> [WHAT TO PRODUCE]: Could you repeat the records below exactly, leaving out any pictures?

(Extracted records)
# # #

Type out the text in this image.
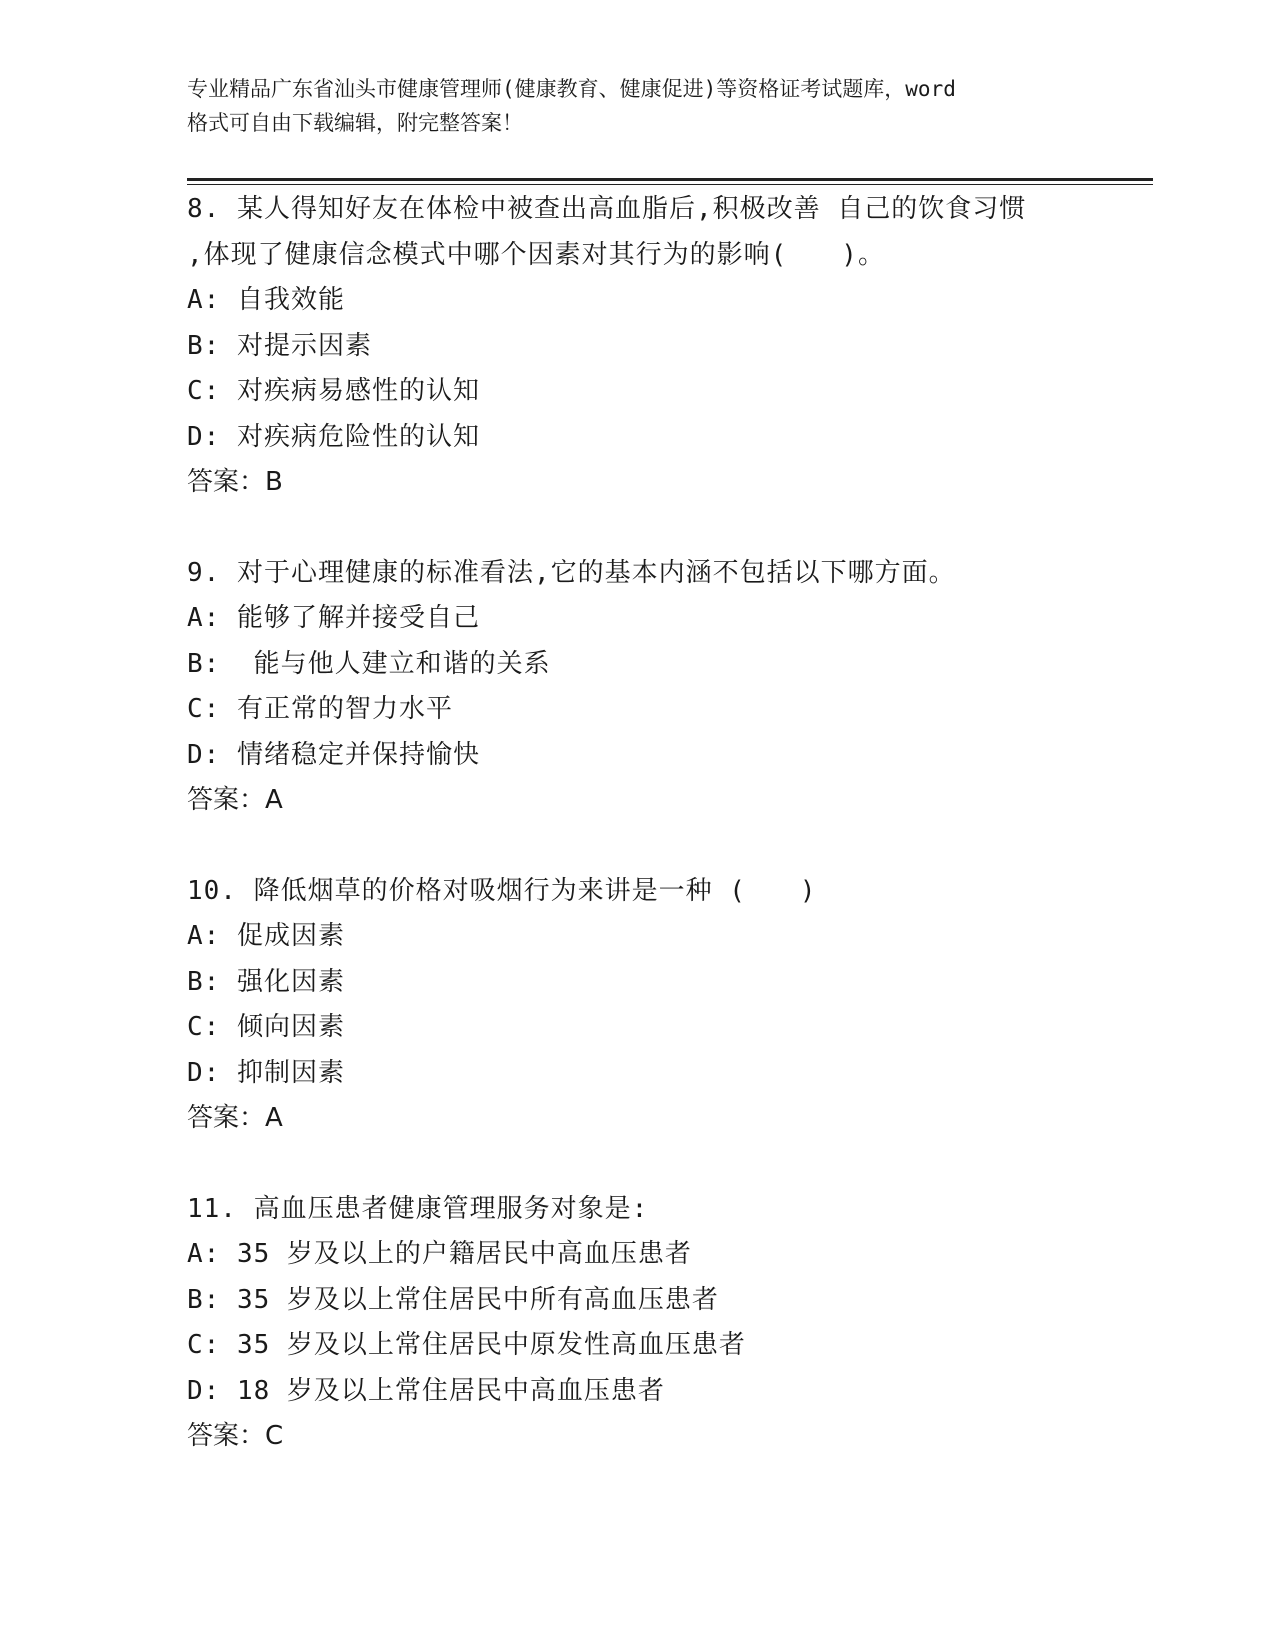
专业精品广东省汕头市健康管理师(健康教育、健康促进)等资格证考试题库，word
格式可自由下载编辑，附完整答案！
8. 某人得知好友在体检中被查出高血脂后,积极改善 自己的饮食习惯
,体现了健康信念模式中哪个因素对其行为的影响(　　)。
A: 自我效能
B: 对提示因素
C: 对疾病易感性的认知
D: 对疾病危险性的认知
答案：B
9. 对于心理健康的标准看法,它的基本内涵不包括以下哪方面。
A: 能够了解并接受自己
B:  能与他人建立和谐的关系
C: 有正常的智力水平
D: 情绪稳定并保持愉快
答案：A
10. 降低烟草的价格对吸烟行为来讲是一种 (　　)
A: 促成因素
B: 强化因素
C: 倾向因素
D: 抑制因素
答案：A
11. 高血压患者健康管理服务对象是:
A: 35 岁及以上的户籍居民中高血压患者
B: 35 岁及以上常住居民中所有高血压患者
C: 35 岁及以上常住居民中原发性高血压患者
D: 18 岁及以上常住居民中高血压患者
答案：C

# # #

> [ANSWER TO THIS EXERCISE]:
Type out the text in this image.
专业精品广东省汕头市健康管理师(健康教育、健康促进)等资格证考试题库，word
格式可自由下载编辑，附完整答案！
8. 某人得知好友在体检中被查出高血脂后,积极改善 自己的饮食习惯
,体现了健康信念模式中哪个因素对其行为的影响(　　)。
A: 自我效能
B: 对提示因素
C: 对疾病易感性的认知
D: 对疾病危险性的认知
答案：B
9. 对于心理健康的标准看法,它的基本内涵不包括以下哪方面。
A: 能够了解并接受自己
B:  能与他人建立和谐的关系
C: 有正常的智力水平
D: 情绪稳定并保持愉快
答案：A
10. 降低烟草的价格对吸烟行为来讲是一种 (　　)
A: 促成因素
B: 强化因素
C: 倾向因素
D: 抑制因素
答案：A
11. 高血压患者健康管理服务对象是:
A: 35 岁及以上的户籍居民中高血压患者
B: 35 岁及以上常住居民中所有高血压患者
C: 35 岁及以上常住居民中原发性高血压患者
D: 18 岁及以上常住居民中高血压患者
答案：C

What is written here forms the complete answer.